**Set task**
Among the lines below, count those with "start". Give the total alone.

**Provided information**
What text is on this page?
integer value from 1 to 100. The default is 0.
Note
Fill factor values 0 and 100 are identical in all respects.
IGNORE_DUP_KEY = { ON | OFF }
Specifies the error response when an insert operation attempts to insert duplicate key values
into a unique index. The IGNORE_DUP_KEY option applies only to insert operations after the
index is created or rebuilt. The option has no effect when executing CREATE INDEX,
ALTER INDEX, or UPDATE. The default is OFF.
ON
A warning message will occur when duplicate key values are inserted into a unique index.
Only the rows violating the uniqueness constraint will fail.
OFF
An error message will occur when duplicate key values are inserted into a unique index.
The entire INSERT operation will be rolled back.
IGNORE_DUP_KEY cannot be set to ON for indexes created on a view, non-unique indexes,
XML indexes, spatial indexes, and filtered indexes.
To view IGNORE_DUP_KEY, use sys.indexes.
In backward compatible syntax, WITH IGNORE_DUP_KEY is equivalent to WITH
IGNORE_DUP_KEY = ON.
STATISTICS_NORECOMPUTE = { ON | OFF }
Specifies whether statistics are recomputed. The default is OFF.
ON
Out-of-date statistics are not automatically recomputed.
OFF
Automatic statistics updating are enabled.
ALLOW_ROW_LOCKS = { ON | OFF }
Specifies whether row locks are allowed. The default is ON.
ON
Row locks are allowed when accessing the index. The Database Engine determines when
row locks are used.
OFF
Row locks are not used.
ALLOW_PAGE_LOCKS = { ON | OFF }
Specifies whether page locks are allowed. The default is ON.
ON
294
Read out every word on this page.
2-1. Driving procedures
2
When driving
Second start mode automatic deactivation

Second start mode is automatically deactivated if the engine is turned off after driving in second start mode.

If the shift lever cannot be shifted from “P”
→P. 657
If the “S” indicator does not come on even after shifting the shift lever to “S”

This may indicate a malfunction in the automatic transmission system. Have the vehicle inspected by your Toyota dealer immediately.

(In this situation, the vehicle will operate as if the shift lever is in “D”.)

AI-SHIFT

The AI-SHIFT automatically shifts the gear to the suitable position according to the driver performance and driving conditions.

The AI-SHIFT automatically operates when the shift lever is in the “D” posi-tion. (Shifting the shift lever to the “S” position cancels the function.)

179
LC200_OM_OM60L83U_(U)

**Expected answer**
2